EXERCISE INSTRUCTIONS:
Write the data out again exactly, with no pictures.

DATA SUPPLIED:
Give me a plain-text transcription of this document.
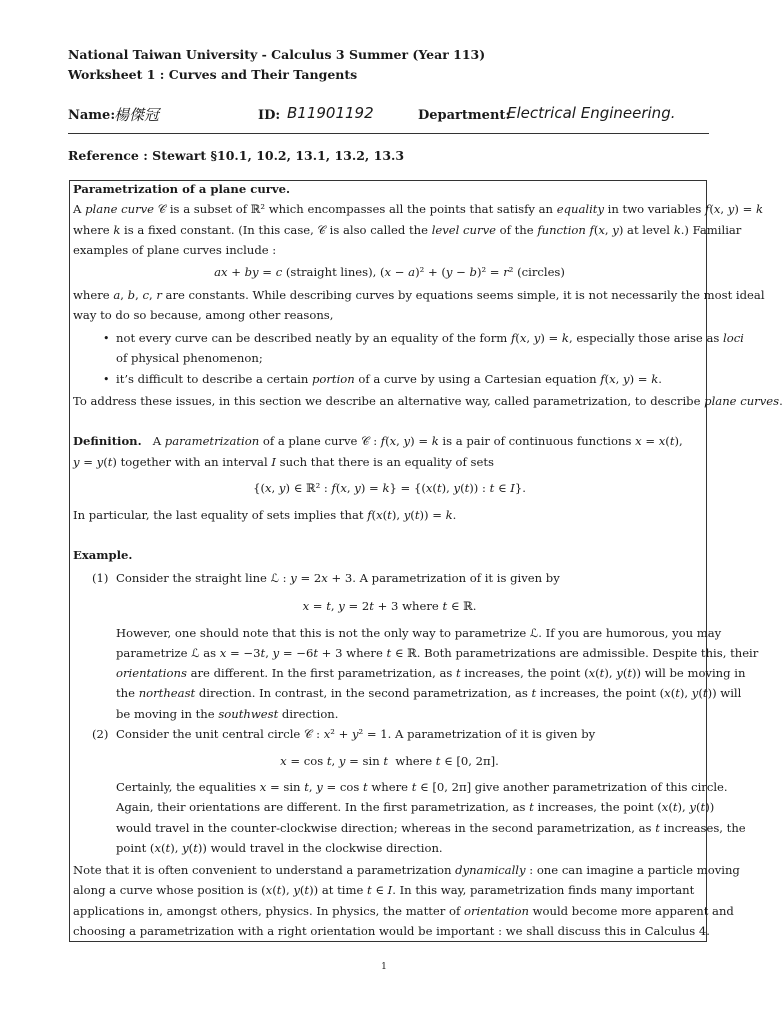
National Taiwan University - Calculus 3 Summer (Year 113)
Worksheet 1 : Curves and Their Tangents
Name:
楊傑冠	ID: B11901192	Department:
Electrical Engineering.
Reference : Stewart §10.1, 10.2, 13.1, 13.2, 13.3
Parametrization of a plane curve.
A plane curve 𝒞 is a subset of ℝ² which encompasses all the points that satisfy an equality in two variables f(x, y) = k
where k is a fixed constant. (In this case, 𝒞 is also called the level curve of the function f(x, y) at level k.) Familiar
examples of plane curves include :
ax + by = c (straight lines), (x − a)² + (y − b)² = r² (circles)
where a, b, c, r are constants. While describing curves by equations seems simple, it is not necessarily the most ideal
way to do so because, among other reasons,
• not every curve can be described neatly by an equality of the form f(x, y) = k, especially those arise as loci
of physical phenomenon;
• it’s difficult to describe a certain portion of a curve by using a Cartesian equation f(x, y) = k.
To address these issues, in this section we describe an alternative way, called parametrization, to describe plane curves.
Definition.   A parametrization of a plane curve 𝒞 : f(x, y) = k is a pair of continuous functions x = x(t),
y = y(t) together with an interval I such that there is an equality of sets
{(x, y) ∈ ℝ² : f(x, y) = k} = {(x(t), y(t)) : t ∈ I}.
In particular, the last equality of sets implies that f(x(t), y(t)) = k.
Example.
(1) Consider the straight line ℒ : y = 2x + 3. A parametrization of it is given by
x = t, y = 2t + 3 where t ∈ ℝ.
However, one should note that this is not the only way to parametrize ℒ. If you are humorous, you may
parametrize ℒ as x = −3t, y = −6t + 3 where t ∈ ℝ. Both parametrizations are admissible. Despite this, their
orientations are different. In the first parametrization, as t increases, the point (x(t), y(t)) will be moving in
the northeast direction. In contrast, in the second parametrization, as t increases, the point (x(t), y(t)) will
be moving in the southwest direction.
(2) Consider the unit central circle 𝒞 : x² + y² = 1. A parametrization of it is given by
x = cos t, y = sin t  where t ∈ [0, 2π].
Certainly, the equalities x = sin t, y = cos t where t ∈ [0, 2π] give another parametrization of this circle.
Again, their orientations are different. In the first parametrization, as t increases, the point (x(t), y(t))
would travel in the counter-clockwise direction; whereas in the second parametrization, as t increases, the
point (x(t), y(t)) would travel in the clockwise direction.
Note that it is often convenient to understand a parametrization dynamically : one can imagine a particle moving
along a curve whose position is (x(t), y(t)) at time t ∈ I. In this way, parametrization finds many important
applications in, amongst others, physics. In physics, the matter of orientation would become more apparent and
choosing a parametrization with a right orientation would be important : we shall discuss this in Calculus 4.
1
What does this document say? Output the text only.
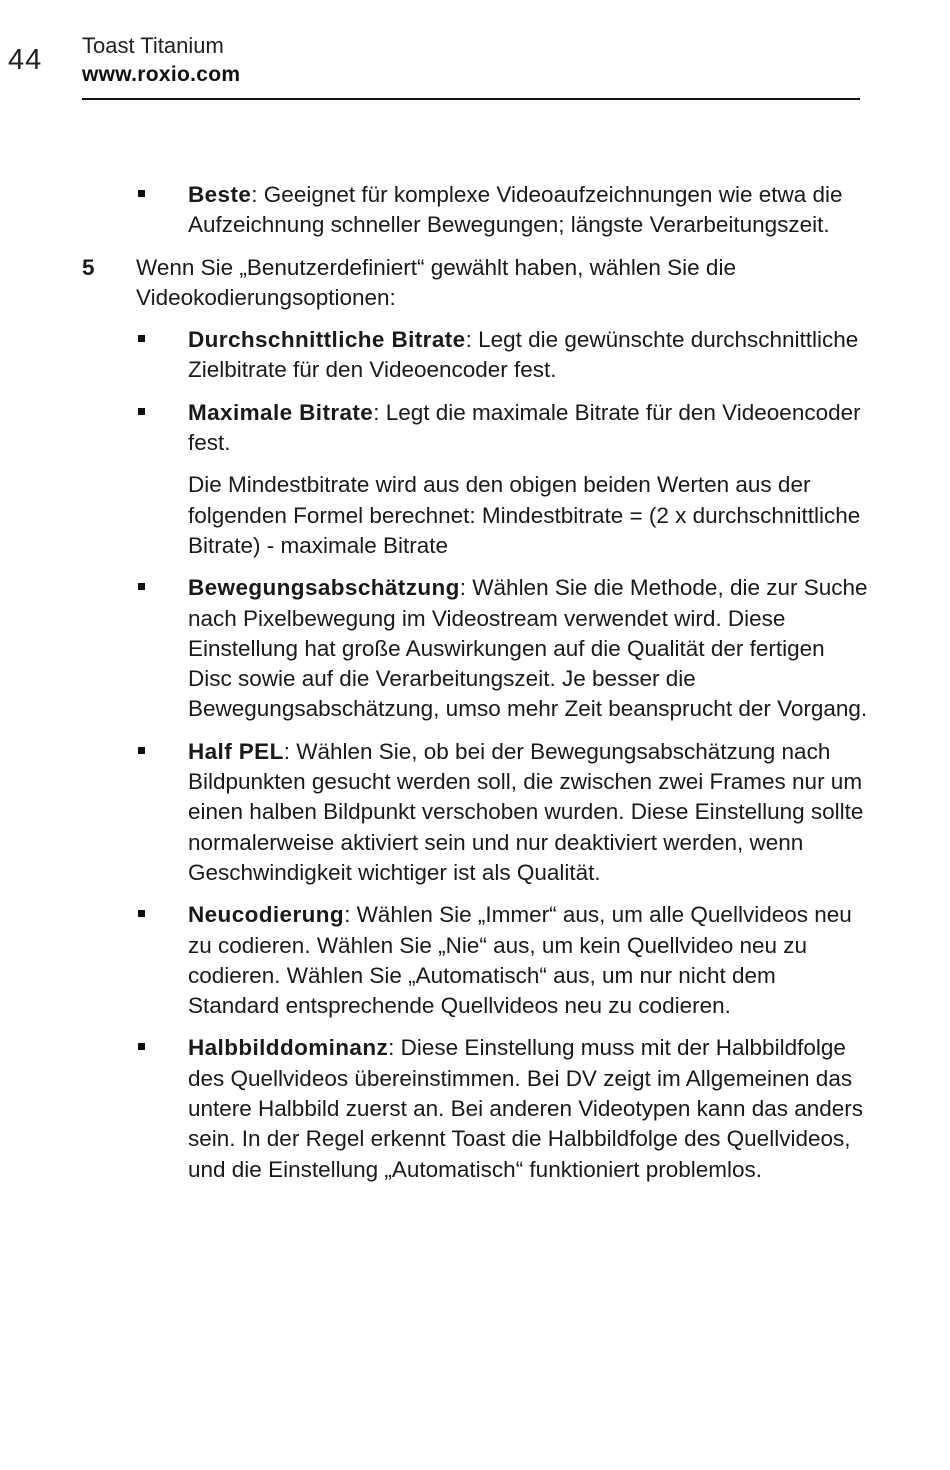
44 Toast Titanium
www.roxio.com
Beste: Geeignet für komplexe Videoaufzeichnungen wie etwa die Aufzeichnung schneller Bewegungen; längste Verarbeitungszeit.
5 Wenn Sie „Benutzerdefiniert“ gewählt haben, wählen Sie die Videokodierungsoptionen:
Durchschnittliche Bitrate: Legt die gewünschte durchschnittliche Zielbitrate für den Videoencoder fest.
Maximale Bitrate: Legt die maximale Bitrate für den Videoencoder fest.
Die Mindestbitrate wird aus den obigen beiden Werten aus der folgenden Formel berechnet: Mindestbitrate = (2 x durchschnittliche Bitrate) - maximale Bitrate
Bewegungsabschätzung: Wählen Sie die Methode, die zur Suche nach Pixelbewegung im Videostream verwendet wird. Diese Einstellung hat große Auswirkungen auf die Qualität der fertigen Disc sowie auf die Verarbeitungszeit. Je besser die Bewegungsabschätzung, umso mehr Zeit beansprucht der Vorgang.
Half PEL: Wählen Sie, ob bei der Bewegungsabschätzung nach Bildpunkten gesucht werden soll, die zwischen zwei Frames nur um einen halben Bildpunkt verschoben wurden. Diese Einstellung sollte normalerweise aktiviert sein und nur deaktiviert werden, wenn Geschwindigkeit wichtiger ist als Qualität.
Neucodierung: Wählen Sie „Immer“ aus, um alle Quellvideos neu zu codieren. Wählen Sie „Nie“ aus, um kein Quellvideo neu zu codieren. Wählen Sie „Automatisch“ aus, um nur nicht dem Standard entsprechende Quellvideos neu zu codieren.
Halbbilddominanz: Diese Einstellung muss mit der Halbbildfolge des Quellvideos übereinstimmen. Bei DV zeigt im Allgemeinen das untere Halbbild zuerst an. Bei anderen Videotypen kann das anders sein. In der Regel erkennt Toast die Halbbildfolge des Quellvideos, und die Einstellung „Automatisch“ funktioniert problemlos.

OUTPUT OF THE EXERCISE:
Give me a plain-text transcription of this document.
National Taiwan University - Calculus 3 Summer (Year 113)
Worksheet 1 : Curves and Their Tangents
Name:
楊傑冠	ID: B11901192	Department:
Electrical Engineering.
Reference : Stewart §10.1, 10.2, 13.1, 13.2, 13.3
Parametrization of a plane curve.
A plane curve 𝒞 is a subset of ℝ² which encompasses all the points that satisfy an equality in two variables f(x, y) = k
where k is a fixed constant. (In this case, 𝒞 is also called the level curve of the function f(x, y) at level k.) Familiar
examples of plane curves include :
ax + by = c (straight lines), (x − a)² + (y − b)² = r² (circles)
where a, b, c, r are constants. While describing curves by equations seems simple, it is not necessarily the most ideal
way to do so because, among other reasons,
• not every curve can be described neatly by an equality of the form f(x, y) = k, especially those arise as loci
of physical phenomenon;
• it’s difficult to describe a certain portion of a curve by using a Cartesian equation f(x, y) = k.
To address these issues, in this section we describe an alternative way, called parametrization, to describe plane curves.
Definition.   A parametrization of a plane curve 𝒞 : f(x, y) = k is a pair of continuous functions x = x(t),
y = y(t) together with an interval I such that there is an equality of sets
{(x, y) ∈ ℝ² : f(x, y) = k} = {(x(t), y(t)) : t ∈ I}.
In particular, the last equality of sets implies that f(x(t), y(t)) = k.
Example.
(1) Consider the straight line ℒ : y = 2x + 3. A parametrization of it is given by
x = t, y = 2t + 3 where t ∈ ℝ.
However, one should note that this is not the only way to parametrize ℒ. If you are humorous, you may
parametrize ℒ as x = −3t, y = −6t + 3 where t ∈ ℝ. Both parametrizations are admissible. Despite this, their
orientations are different. In the first parametrization, as t increases, the point (x(t), y(t)) will be moving in
the northeast direction. In contrast, in the second parametrization, as t increases, the point (x(t), y(t)) will
be moving in the southwest direction.
(2) Consider the unit central circle 𝒞 : x² + y² = 1. A parametrization of it is given by
x = cos t, y = sin t  where t ∈ [0, 2π].
Certainly, the equalities x = sin t, y = cos t where t ∈ [0, 2π] give another parametrization of this circle.
Again, their orientations are different. In the first parametrization, as t increases, the point (x(t), y(t))
would travel in the counter-clockwise direction; whereas in the second parametrization, as t increases, the
point (x(t), y(t)) would travel in the clockwise direction.
Note that it is often convenient to understand a parametrization dynamically : one can imagine a particle moving
along a curve whose position is (x(t), y(t)) at time t ∈ I. In this way, parametrization finds many important
applications in, amongst others, physics. In physics, the matter of orientation would become more apparent and
choosing a parametrization with a right orientation would be important : we shall discuss this in Calculus 4.
1
What does this document say? Output the text only.
44 Toast Titanium
www.roxio.com
Beste: Geeignet für komplexe Videoaufzeichnungen wie etwa die Aufzeichnung schneller Bewegungen; längste Verarbeitungszeit.
5 Wenn Sie „Benutzerdefiniert“ gewählt haben, wählen Sie die Videokodierungsoptionen:
Durchschnittliche Bitrate: Legt die gewünschte durchschnittliche Zielbitrate für den Videoencoder fest.
Maximale Bitrate: Legt die maximale Bitrate für den Videoencoder fest.
Die Mindestbitrate wird aus den obigen beiden Werten aus der folgenden Formel berechnet: Mindestbitrate = (2 x durchschnittliche Bitrate) - maximale Bitrate
Bewegungsabschätzung: Wählen Sie die Methode, die zur Suche nach Pixelbewegung im Videostream verwendet wird. Diese Einstellung hat große Auswirkungen auf die Qualität der fertigen Disc sowie auf die Verarbeitungszeit. Je besser die Bewegungsabschätzung, umso mehr Zeit beansprucht der Vorgang.
Half PEL: Wählen Sie, ob bei der Bewegungsabschätzung nach Bildpunkten gesucht werden soll, die zwischen zwei Frames nur um einen halben Bildpunkt verschoben wurden. Diese Einstellung sollte normalerweise aktiviert sein und nur deaktiviert werden, wenn Geschwindigkeit wichtiger ist als Qualität.
Neucodierung: Wählen Sie „Immer“ aus, um alle Quellvideos neu zu codieren. Wählen Sie „Nie“ aus, um kein Quellvideo neu zu codieren. Wählen Sie „Automatisch“ aus, um nur nicht dem Standard entsprechende Quellvideos neu zu codieren.
Halbbilddominanz: Diese Einstellung muss mit der Halbbildfolge des Quellvideos übereinstimmen. Bei DV zeigt im Allgemeinen das untere Halbbild zuerst an. Bei anderen Videotypen kann das anders sein. In der Regel erkennt Toast die Halbbildfolge des Quellvideos, und die Einstellung „Automatisch“ funktioniert problemlos.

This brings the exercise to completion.